AIM A: Arrange the entries from the one containing "Itemize the components" through the one containing "y-tick-label: 2600 (67, 1201, 122, 1232)" as a Markdown table with the columns Row and Entry, omitting blank lines.

QUOTED TEXT:
## start

Syncing inventory and orders across platforms without losing events

The ticket said “we sold something we didn’t have.” Again. The storefront showed three units available, the management system said zero, and a customer had just paid for one of the ones that didn’t exist. The operations team already had a ritual for this: export both spreadsheets on Monday morning, cross-check them by hand, and fix the differences before someone else bought air.

Stock lived in one system, orders in another, and between them sat a cron that copied the full state from one side to the other every fifteen minutes. It worked 99% of the time. The problem is that an eCommerce with real traffic doesn’t break in the 99%: it breaks in the 1% that lands right at peak sales, and that 1% is exactly where the cron fails.

This is the architecture that got me out of cross-checking spreadsheets by hand: stop syncing state, and start syncing facts.

The cron that lies to you

The periodic-cron pattern is tempting because it’s simple: every fifteen minutes, read all of source’s stock and write it to destination. If both sides agree, nothing happens. If they don’t, last writer wins.

And that’s the trap, in three shapes:

The photo is born stale. Between the cron reading source and finishing the write to destination, seconds or minutes pass in which sales happen. Those sales weren’t in the photo, so destination ends up with a number that’s no longer true.
The last writer overwrites the previous one. If a sale and a restock happen in the same window, the order the cron applies them in decides the result. Apply the restock after reading but before the sale, and you just gave away stock.
A deploy mid-run eats an entire pass. The cron isn’t transactional with the rest of the world. If the process dies halfway, there’s no record of what it copied and what it didn’t. The next run starts from scratch and prays.

None of these is fixed by running the cron more often. Running it every minute instead of every fifteen only shrinks the error window, it doesn’t remove it, and it multiplies the load on two systems already busy selling.

Stop syncing state; sync facts

The fundamental shift is to stop asking “how much stock is there now?” and start recording “what happened?”. A sale isn’t a new stock number: it’s the fact one unit of SKU X was sold by order Y, occurring at a precise moment. A restock is another fact. Current stock is simply the result of applying every fact in order.

A fact has three properties a snapshot doesn’t: it’s immutable (it happened, you don’t rewrite it), it’s ordered (you know which came first), and it’s idempotent to apply if you design it well (applying it twice gives the same result as once). Those three properties are exactly what the cron was missing.

Each change is born as a fact in the outbox table, inside the same transaction that caused it. The relay publishes it to the bus in order, and the consumer applies it exactly once at the destination.

From here, the cron’s three problems turn into three concrete design decisions.

Hole 1: the event lost between your database and the bus

The first instinct when moving to events is: when I process a sale, I write to my database and then publish the event to the bus. Two operations, two systems. And that’s where the subtlest bug of all lives, the dual write: if the database commits but the publish to the bus fails (a timeout, a deploy, the bus down for a second), the sale exists but the event doesn’t. Nobody outside finds out. Stock ends up wrong with no trace of why.

## end

DATA SUPPLIED:
## start

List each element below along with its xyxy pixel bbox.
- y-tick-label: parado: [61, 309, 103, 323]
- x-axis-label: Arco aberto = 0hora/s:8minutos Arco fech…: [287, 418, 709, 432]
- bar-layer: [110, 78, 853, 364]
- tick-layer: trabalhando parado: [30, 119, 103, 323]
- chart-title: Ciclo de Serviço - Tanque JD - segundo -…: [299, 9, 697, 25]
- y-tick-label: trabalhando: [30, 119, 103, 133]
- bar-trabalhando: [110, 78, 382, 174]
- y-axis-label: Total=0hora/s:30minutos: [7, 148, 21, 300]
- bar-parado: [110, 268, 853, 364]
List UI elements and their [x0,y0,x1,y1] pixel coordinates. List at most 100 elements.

## end
## start

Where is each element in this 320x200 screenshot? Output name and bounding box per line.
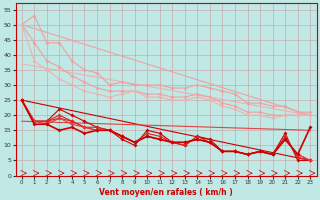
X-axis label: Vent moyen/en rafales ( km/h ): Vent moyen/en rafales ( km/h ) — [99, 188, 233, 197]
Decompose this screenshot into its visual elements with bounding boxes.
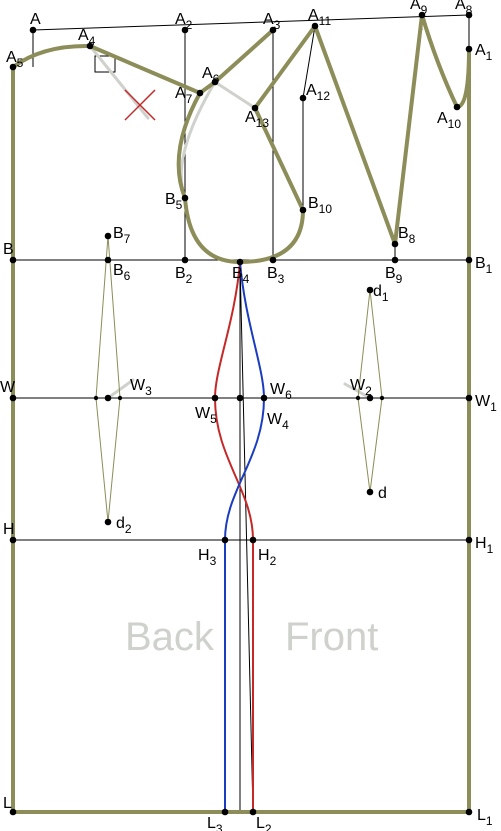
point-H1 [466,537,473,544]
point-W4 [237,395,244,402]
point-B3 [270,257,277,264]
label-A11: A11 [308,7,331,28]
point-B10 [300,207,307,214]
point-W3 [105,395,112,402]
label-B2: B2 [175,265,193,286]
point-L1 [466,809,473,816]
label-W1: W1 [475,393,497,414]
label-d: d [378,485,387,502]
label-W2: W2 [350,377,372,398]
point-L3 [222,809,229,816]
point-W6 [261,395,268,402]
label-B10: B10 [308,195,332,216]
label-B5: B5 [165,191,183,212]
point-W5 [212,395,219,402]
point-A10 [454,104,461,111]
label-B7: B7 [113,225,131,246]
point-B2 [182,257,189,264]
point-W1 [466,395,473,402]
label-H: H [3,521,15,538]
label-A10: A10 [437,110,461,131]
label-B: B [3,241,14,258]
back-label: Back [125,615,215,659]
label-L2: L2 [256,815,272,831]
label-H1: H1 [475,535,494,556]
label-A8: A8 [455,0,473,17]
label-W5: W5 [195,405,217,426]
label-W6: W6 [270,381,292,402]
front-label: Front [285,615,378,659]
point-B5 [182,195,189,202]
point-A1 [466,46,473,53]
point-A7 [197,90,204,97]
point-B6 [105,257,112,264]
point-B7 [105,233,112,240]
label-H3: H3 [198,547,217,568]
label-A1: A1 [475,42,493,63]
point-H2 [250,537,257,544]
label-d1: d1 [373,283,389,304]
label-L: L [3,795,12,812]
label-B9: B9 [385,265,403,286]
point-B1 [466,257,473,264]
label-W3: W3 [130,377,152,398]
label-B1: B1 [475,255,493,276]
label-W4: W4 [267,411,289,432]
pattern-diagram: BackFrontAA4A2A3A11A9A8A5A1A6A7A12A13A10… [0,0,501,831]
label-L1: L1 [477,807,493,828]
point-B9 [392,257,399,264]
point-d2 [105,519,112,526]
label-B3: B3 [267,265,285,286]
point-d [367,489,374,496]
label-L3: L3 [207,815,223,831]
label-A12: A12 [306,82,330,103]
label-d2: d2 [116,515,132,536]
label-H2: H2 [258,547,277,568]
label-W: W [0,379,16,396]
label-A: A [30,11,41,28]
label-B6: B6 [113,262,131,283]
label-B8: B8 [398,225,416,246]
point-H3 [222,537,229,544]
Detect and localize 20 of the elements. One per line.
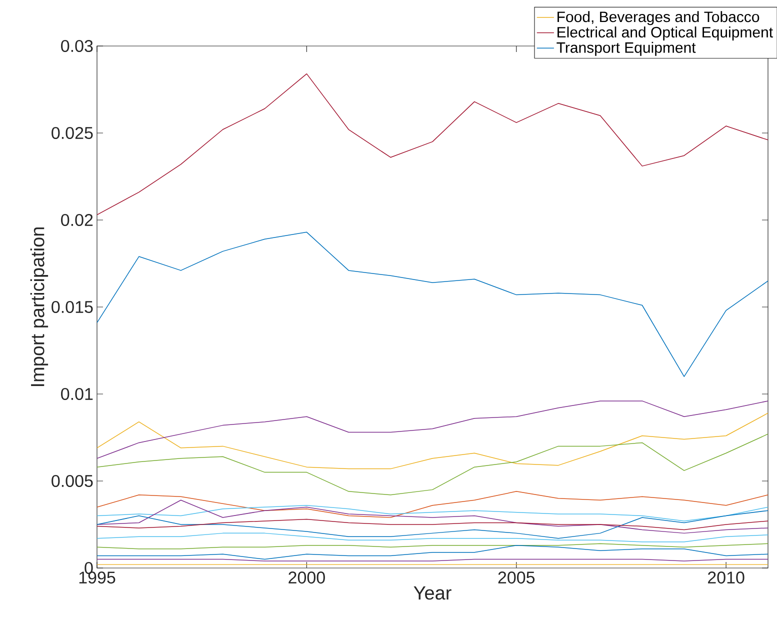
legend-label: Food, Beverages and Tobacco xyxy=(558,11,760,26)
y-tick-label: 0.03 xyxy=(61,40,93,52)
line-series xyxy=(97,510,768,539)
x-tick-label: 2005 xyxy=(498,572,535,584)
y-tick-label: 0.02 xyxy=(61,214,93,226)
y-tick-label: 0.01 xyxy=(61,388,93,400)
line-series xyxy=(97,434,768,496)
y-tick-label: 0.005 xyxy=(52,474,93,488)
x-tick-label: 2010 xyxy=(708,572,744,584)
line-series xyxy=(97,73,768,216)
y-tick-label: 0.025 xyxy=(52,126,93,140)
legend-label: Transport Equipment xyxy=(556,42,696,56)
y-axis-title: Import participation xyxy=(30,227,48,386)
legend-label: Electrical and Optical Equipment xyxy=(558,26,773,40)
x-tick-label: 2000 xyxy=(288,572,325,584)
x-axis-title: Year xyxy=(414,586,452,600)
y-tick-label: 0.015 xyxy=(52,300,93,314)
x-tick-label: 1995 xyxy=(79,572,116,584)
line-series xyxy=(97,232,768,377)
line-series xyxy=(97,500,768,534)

## end
## start

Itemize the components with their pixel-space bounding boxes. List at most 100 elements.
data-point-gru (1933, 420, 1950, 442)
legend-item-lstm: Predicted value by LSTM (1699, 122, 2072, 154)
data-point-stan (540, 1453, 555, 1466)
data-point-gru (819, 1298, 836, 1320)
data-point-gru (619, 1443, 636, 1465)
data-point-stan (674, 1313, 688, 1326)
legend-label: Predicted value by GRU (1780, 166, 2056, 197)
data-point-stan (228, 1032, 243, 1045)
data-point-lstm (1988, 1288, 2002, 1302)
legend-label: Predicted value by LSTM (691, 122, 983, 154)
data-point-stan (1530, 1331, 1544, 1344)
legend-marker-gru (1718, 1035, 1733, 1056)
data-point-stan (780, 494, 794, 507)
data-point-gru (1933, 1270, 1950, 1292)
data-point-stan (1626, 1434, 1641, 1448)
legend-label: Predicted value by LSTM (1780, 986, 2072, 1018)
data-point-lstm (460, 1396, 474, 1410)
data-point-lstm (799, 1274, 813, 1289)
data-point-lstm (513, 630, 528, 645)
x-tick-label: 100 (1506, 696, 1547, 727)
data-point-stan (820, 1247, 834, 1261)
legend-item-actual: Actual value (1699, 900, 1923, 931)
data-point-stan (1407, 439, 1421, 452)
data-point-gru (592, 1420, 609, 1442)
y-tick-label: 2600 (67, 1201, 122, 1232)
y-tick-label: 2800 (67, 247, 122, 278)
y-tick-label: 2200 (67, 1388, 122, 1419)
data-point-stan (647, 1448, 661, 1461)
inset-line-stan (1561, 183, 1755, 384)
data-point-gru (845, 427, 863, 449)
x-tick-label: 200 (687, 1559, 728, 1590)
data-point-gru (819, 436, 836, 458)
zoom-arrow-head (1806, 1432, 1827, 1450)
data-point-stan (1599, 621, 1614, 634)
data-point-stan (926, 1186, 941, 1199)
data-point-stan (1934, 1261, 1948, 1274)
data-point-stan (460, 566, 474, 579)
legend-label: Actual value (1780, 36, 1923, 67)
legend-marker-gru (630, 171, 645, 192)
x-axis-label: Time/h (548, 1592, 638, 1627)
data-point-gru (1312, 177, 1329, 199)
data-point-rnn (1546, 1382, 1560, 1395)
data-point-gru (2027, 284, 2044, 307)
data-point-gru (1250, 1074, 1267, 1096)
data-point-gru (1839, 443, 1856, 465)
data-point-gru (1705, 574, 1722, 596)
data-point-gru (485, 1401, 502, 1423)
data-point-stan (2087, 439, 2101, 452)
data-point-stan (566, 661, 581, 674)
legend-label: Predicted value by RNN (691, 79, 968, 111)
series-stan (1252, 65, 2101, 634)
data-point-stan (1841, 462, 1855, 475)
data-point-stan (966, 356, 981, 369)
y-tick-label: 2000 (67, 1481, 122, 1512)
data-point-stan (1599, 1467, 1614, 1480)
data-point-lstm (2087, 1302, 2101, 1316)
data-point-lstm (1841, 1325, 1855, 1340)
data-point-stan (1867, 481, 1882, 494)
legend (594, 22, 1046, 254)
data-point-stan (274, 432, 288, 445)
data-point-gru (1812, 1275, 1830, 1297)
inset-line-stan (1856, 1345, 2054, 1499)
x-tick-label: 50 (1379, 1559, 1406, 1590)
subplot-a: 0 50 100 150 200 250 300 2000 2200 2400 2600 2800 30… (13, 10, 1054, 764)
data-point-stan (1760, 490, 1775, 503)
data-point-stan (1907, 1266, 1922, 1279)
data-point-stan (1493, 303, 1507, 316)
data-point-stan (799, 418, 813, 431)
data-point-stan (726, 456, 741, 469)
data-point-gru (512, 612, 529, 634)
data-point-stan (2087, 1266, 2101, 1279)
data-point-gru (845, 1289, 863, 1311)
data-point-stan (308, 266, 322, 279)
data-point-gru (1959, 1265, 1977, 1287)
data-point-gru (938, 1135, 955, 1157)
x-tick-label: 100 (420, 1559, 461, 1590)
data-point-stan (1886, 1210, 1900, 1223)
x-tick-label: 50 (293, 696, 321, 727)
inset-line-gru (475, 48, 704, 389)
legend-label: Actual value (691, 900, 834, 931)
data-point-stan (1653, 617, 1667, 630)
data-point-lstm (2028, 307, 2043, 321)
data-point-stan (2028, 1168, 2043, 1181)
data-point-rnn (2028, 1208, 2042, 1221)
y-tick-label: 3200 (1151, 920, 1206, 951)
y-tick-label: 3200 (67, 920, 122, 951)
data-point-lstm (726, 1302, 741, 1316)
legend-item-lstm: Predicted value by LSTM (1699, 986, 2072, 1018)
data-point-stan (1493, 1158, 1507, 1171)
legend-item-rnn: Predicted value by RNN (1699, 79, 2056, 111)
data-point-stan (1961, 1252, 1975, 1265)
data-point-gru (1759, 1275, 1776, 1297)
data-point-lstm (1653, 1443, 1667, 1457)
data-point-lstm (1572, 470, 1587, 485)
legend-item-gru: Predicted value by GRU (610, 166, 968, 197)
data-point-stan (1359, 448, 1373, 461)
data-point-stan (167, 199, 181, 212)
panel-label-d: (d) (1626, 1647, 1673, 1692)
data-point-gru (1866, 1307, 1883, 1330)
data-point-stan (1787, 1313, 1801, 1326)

## end

AIM B: Pick up the article on syncing inventory and orders across platforms right after its final sentence and keep writing.

EXERCISE RESPONSE A:
| Row | Entry |
|---|---|
| 1 | Itemize the components with their pixel-space bounding boxes. List at most 100 elements. |
| 2 | data-point-gru (1933, 420, 1950, 442) |
| 3 | legend-item-lstm: Predicted value by LSTM (1699, 122, 2072, 154) |
| 4 | data-point-stan (540, 1453, 555, 1466) |
| 5 | data-point-gru (819, 1298, 836, 1320) |
| 6 | data-point-gru (619, 1443, 636, 1465) |
| 7 | data-point-stan (674, 1313, 688, 1326) |
| 8 | legend-label: Predicted value by GRU (1780, 166, 2056, 197) |
| 9 | data-point-stan (228, 1032, 243, 1045) |
| 10 | data-point-lstm (1988, 1288, 2002, 1302) |
| 11 | legend-label: Predicted value by LSTM (691, 122, 983, 154) |
| 12 | data-point-stan (1530, 1331, 1544, 1344) |
| 13 | legend-marker-gru (1718, 1035, 1733, 1056) |
| 14 | data-point-stan (780, 494, 794, 507) |
| 15 | data-point-gru (1933, 1270, 1950, 1292) |
| 16 | data-point-stan (1626, 1434, 1641, 1448) |
| 17 | legend-label: Predicted value by LSTM (1780, 986, 2072, 1018) |
| 18 | data-point-lstm (460, 1396, 474, 1410) |
| 19 | data-point-lstm (799, 1274, 813, 1289) |
| 20 | data-point-lstm (513, 630, 528, 645) |
| 21 | x-tick-label: 100 (1506, 696, 1547, 727) |
| 22 | data-point-stan (820, 1247, 834, 1261) |
| 23 | legend-item-actual: Actual value (1699, 900, 1923, 931) |
| 24 | data-point-stan (1407, 439, 1421, 452) |
| 25 | data-point-gru (592, 1420, 609, 1442) |
| 26 | y-tick-label: 2600 (67, 1201, 122, 1232) |

EXERCISE RESPONSE B:
You can’t make the two operations atomic if they’re two different systems. But you can write the change and its event in the same database transaction, into an outbox table:

-- The business change and its event are written in the SAME transaction.
-- If the transaction commits, both exist. If not, neither. Never one without the other.
BEGIN;

UPDATE inventory
   SET qty = qty - 1
 WHERE sku = 'ACME-001' AND qty >= 1;

INSERT INTO outbox (id, aggregate, aggregate_id, seq, type, payload, created_at)
VALUES (
  gen_random_uuid(),
  'inventory', 'ACME-001',
  nextval('inventory_seq'),
  'stock.decremented',
  '{"sku":"ACME-001","delta":-1,"reason":"order:9087"}',
  now()
);

COMMIT;

A separate process, the relay, reads the outbox and publishes to the bus. The golden rule is that it marks an event as sent only after the bus confirms it received it:

// Acme/Sync/Relay.php — reads the outbox in order and publishes.
// If publish() fails, it is NOT marked as sent: the event stays and is retried.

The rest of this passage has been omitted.